>> Start Extracted entries

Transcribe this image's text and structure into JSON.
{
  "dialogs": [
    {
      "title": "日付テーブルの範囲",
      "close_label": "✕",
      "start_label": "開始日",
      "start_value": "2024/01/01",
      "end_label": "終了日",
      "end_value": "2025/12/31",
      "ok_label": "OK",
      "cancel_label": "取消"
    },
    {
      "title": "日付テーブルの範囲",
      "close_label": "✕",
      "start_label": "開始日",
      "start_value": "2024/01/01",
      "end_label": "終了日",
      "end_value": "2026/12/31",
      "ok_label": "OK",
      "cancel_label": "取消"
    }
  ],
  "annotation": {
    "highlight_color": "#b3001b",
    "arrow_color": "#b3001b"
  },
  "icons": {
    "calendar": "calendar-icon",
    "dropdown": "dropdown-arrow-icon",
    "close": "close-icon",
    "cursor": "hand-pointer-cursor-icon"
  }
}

>> End Extracted entries

All of the data shown above must be copied exactly.

_Result:_
Transcribe this image's text and structure into JSON.
{
  "dialogs": [
    {
      "title": "日付テーブルの範囲",
      "close_label": "✕",
      "start_label": "開始日",
      "start_value": "2024/01/01",
      "end_label": "終了日",
      "end_value": "2025/12/31",
      "ok_label": "OK",
      "cancel_label": "取消"
    },
    {
      "title": "日付テーブルの範囲",
      "close_label": "✕",
      "start_label": "開始日",
      "start_value": "2024/01/01",
      "end_label": "終了日",
      "end_value": "2026/12/31",
      "ok_label": "OK",
      "cancel_label": "取消"
    }
  ],
  "annotation": {
    "highlight_color": "#b3001b",
    "arrow_color": "#b3001b"
  },
  "icons": {
    "calendar": "calendar-icon",
    "dropdown": "dropdown-arrow-icon",
    "close": "close-icon",
    "cursor": "hand-pointer-cursor-icon"
  }
}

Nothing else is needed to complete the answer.